-- start of Input material --

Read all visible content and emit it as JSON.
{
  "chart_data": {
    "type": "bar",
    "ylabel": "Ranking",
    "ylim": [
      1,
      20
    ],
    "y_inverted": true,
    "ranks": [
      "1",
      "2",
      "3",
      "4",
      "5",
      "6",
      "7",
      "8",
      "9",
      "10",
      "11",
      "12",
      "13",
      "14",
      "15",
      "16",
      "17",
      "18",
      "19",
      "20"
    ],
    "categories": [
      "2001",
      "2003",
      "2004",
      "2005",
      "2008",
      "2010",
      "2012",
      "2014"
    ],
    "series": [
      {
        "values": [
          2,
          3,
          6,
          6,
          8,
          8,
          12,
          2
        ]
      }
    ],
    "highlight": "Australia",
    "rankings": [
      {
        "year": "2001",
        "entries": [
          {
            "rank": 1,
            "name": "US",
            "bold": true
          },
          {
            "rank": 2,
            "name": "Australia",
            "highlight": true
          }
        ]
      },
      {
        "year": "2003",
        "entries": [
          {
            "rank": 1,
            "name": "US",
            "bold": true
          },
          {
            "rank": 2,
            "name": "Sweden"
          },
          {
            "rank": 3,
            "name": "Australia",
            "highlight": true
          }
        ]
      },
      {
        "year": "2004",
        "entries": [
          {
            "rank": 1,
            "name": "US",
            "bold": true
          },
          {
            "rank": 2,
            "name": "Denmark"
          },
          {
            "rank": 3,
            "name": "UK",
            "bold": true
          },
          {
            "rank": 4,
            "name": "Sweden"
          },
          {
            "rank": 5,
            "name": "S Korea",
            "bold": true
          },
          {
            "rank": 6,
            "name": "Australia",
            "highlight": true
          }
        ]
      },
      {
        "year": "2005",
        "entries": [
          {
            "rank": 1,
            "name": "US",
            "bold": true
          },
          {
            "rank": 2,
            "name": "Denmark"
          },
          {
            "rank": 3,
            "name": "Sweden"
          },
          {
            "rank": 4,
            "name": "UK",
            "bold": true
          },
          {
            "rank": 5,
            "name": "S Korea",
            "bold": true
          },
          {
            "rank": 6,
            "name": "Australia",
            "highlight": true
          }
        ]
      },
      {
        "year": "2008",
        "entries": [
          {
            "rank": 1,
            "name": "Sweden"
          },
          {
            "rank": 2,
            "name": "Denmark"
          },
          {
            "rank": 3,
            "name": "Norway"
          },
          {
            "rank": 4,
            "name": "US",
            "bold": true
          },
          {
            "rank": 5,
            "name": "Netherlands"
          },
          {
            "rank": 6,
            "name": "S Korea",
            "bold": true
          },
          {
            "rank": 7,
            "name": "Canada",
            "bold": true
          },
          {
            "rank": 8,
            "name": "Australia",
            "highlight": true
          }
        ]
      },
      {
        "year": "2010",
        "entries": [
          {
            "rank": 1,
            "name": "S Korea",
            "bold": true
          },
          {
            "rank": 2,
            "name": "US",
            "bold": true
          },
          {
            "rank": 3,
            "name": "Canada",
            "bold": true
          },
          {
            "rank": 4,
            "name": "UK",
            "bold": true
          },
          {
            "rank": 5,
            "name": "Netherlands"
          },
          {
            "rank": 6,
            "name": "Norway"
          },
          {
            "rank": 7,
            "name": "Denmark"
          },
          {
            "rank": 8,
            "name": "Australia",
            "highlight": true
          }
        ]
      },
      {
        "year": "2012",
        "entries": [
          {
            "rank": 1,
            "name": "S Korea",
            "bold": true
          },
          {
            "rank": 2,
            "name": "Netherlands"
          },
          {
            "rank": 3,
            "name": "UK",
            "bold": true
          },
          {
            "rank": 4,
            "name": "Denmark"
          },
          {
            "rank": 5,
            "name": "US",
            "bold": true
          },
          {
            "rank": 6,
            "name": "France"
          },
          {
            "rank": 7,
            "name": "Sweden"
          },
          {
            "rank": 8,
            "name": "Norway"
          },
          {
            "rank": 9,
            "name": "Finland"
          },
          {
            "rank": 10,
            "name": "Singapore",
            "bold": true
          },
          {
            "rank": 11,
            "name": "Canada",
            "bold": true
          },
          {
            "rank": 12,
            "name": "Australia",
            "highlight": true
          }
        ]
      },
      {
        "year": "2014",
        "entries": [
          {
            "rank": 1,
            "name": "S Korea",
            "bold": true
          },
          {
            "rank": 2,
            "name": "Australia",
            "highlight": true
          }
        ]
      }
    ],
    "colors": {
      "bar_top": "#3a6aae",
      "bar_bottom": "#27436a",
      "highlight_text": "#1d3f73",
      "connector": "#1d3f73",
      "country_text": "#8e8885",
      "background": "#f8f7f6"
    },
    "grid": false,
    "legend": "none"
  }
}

-- end of Input material --

• _Required work_
Write out each line of the data above again, exactly as given.

• _Solution below_
Read all visible content and emit it as JSON.
{
  "chart_data": {
    "type": "bar",
    "ylabel": "Ranking",
    "ylim": [
      1,
      20
    ],
    "y_inverted": true,
    "ranks": [
      "1",
      "2",
      "3",
      "4",
      "5",
      "6",
      "7",
      "8",
      "9",
      "10",
      "11",
      "12",
      "13",
      "14",
      "15",
      "16",
      "17",
      "18",
      "19",
      "20"
    ],
    "categories": [
      "2001",
      "2003",
      "2004",
      "2005",
      "2008",
      "2010",
      "2012",
      "2014"
    ],
    "series": [
      {
        "values": [
          2,
          3,
          6,
          6,
          8,
          8,
          12,
          2
        ]
      }
    ],
    "highlight": "Australia",
    "rankings": [
      {
        "year": "2001",
        "entries": [
          {
            "rank": 1,
            "name": "US",
            "bold": true
          },
          {
            "rank": 2,
            "name": "Australia",
            "highlight": true
          }
        ]
      },
      {
        "year": "2003",
        "entries": [
          {
            "rank": 1,
            "name": "US",
            "bold": true
          },
          {
            "rank": 2,
            "name": "Sweden"
          },
          {
            "rank": 3,
            "name": "Australia",
            "highlight": true
          }
        ]
      },
      {
        "year": "2004",
        "entries": [
          {
            "rank": 1,
            "name": "US",
            "bold": true
          },
          {
            "rank": 2,
            "name": "Denmark"
          },
          {
            "rank": 3,
            "name": "UK",
            "bold": true
          },
          {
            "rank": 4,
            "name": "Sweden"
          },
          {
            "rank": 5,
            "name": "S Korea",
            "bold": true
          },
          {
            "rank": 6,
            "name": "Australia",
            "highlight": true
          }
        ]
      },
      {
        "year": "2005",
        "entries": [
          {
            "rank": 1,
            "name": "US",
            "bold": true
          },
          {
            "rank": 2,
            "name": "Denmark"
          },
          {
            "rank": 3,
            "name": "Sweden"
          },
          {
            "rank": 4,
            "name": "UK",
            "bold": true
          },
          {
            "rank": 5,
            "name": "S Korea",
            "bold": true
          },
          {
            "rank": 6,
            "name": "Australia",
            "highlight": true
          }
        ]
      },
      {
        "year": "2008",
        "entries": [
          {
            "rank": 1,
            "name": "Sweden"
          },
          {
            "rank": 2,
            "name": "Denmark"
          },
          {
            "rank": 3,
            "name": "Norway"
          },
          {
            "rank": 4,
            "name": "US",
            "bold": true
          },
          {
            "rank": 5,
            "name": "Netherlands"
          },
          {
            "rank": 6,
            "name": "S Korea",
            "bold": true
          },
          {
            "rank": 7,
            "name": "Canada",
            "bold": true
          },
          {
            "rank": 8,
            "name": "Australia",
            "highlight": true
          }
        ]
      },
      {
        "year": "2010",
        "entries": [
          {
            "rank": 1,
            "name": "S Korea",
            "bold": true
          },
          {
            "rank": 2,
            "name": "US",
            "bold": true
          },
          {
            "rank": 3,
            "name": "Canada",
            "bold": true
          },
          {
            "rank": 4,
            "name": "UK",
            "bold": true
          },
          {
            "rank": 5,
            "name": "Netherlands"
          },
          {
            "rank": 6,
            "name": "Norway"
          },
          {
            "rank": 7,
            "name": "Denmark"
          },
          {
            "rank": 8,
            "name": "Australia",
            "highlight": true
          }
        ]
      },
      {
        "year": "2012",
        "entries": [
          {
            "rank": 1,
            "name": "S Korea",
            "bold": true
          },
          {
            "rank": 2,
            "name": "Netherlands"
          },
          {
            "rank": 3,
            "name": "UK",
            "bold": true
          },
          {
            "rank": 4,
            "name": "Denmark"
          },
          {
            "rank": 5,
            "name": "US",
            "bold": true
          },
          {
            "rank": 6,
            "name": "France"
          },
          {
            "rank": 7,
            "name": "Sweden"
          },
          {
            "rank": 8,
            "name": "Norway"
          },
          {
            "rank": 9,
            "name": "Finland"
          },
          {
            "rank": 10,
            "name": "Singapore",
            "bold": true
          },
          {
            "rank": 11,
            "name": "Canada",
            "bold": true
          },
          {
            "rank": 12,
            "name": "Australia",
            "highlight": true
          }
        ]
      },
      {
        "year": "2014",
        "entries": [
          {
            "rank": 1,
            "name": "S Korea",
            "bold": true
          },
          {
            "rank": 2,
            "name": "Australia",
            "highlight": true
          }
        ]
      }
    ],
    "colors": {
      "bar_top": "#3a6aae",
      "bar_bottom": "#27436a",
      "highlight_text": "#1d3f73",
      "connector": "#1d3f73",
      "country_text": "#8e8885",
      "background": "#f8f7f6"
    },
    "grid": false,
    "legend": "none"
  }
}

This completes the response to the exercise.